WRITTEN TASK:
Lines holding the string "circle" are the ones to copy from this listing.

-- BEGIN DATASET ROWS --

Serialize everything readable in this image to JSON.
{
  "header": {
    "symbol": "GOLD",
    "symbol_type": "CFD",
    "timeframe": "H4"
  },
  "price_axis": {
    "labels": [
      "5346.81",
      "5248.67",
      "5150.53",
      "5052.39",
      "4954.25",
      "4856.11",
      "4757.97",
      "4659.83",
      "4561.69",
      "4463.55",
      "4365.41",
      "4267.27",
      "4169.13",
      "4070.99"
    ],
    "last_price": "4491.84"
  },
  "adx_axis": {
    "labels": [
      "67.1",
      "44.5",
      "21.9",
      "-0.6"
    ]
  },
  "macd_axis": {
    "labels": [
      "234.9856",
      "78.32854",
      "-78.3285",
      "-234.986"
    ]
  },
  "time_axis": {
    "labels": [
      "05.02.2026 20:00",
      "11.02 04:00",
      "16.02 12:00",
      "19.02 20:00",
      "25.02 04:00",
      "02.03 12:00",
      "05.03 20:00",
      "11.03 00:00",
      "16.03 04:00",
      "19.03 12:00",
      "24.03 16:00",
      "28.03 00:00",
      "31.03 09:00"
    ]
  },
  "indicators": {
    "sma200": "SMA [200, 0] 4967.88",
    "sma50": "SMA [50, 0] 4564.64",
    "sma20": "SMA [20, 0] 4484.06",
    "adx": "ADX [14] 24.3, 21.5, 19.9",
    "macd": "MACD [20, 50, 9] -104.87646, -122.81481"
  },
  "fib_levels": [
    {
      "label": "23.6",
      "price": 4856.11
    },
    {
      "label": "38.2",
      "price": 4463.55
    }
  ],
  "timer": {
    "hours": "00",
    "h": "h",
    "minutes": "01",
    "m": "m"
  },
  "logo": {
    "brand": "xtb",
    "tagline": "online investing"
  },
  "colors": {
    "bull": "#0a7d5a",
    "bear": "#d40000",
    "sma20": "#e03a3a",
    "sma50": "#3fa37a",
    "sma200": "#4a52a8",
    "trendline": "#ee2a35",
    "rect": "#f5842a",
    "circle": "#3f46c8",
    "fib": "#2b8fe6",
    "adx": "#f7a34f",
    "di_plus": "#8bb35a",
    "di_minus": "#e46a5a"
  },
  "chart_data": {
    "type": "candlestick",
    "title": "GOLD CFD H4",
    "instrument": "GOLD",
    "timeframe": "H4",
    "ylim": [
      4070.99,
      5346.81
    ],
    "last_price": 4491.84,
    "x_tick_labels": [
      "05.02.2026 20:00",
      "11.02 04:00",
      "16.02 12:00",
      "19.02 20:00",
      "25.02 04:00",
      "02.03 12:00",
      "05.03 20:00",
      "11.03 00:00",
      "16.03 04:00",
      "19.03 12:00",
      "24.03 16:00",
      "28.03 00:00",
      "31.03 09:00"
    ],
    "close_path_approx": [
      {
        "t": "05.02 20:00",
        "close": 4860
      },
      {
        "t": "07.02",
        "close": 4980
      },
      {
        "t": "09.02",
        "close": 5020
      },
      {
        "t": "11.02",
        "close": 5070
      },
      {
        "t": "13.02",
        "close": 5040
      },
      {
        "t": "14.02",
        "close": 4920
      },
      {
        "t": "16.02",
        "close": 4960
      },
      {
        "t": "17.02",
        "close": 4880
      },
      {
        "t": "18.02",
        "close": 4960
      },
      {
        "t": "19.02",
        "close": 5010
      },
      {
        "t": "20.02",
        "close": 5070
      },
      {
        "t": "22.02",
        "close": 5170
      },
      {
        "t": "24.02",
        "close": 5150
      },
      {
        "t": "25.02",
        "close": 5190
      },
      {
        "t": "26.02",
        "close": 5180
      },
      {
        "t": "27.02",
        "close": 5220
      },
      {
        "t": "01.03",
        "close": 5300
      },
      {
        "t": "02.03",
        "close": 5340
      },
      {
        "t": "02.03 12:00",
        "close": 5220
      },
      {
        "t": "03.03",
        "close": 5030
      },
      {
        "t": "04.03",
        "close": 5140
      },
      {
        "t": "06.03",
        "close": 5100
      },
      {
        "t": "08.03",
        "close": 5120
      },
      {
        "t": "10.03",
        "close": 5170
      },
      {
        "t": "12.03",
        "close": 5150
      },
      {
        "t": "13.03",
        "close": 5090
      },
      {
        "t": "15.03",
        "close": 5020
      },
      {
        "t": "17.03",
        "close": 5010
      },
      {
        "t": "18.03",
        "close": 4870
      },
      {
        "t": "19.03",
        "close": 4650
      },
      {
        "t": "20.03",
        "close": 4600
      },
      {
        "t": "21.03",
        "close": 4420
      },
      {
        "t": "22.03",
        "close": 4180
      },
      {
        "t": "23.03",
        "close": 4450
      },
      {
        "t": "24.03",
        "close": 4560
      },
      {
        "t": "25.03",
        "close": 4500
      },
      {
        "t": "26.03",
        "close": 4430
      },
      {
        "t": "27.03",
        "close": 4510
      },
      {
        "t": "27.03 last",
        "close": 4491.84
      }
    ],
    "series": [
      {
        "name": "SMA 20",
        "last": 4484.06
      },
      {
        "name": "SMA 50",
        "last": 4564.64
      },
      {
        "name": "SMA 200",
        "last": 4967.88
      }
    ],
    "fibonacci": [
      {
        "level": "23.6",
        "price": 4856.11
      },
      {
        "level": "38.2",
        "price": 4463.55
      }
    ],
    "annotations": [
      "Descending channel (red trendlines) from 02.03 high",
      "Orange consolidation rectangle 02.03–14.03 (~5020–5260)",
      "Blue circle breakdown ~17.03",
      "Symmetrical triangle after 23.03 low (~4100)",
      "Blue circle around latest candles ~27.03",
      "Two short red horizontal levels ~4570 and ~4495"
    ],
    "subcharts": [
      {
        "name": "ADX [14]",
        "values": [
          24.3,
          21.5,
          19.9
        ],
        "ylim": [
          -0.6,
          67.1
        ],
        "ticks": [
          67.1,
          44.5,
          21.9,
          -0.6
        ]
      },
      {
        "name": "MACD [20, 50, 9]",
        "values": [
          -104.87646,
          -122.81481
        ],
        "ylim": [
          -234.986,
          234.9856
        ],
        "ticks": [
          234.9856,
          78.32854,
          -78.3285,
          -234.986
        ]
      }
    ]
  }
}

-- END DATASET ROWS --

FINISHED ANSWER:
    "circle": "#3f46c8",
      "Blue circle breakdown ~17.03",
      "Blue circle around latest candles ~27.03",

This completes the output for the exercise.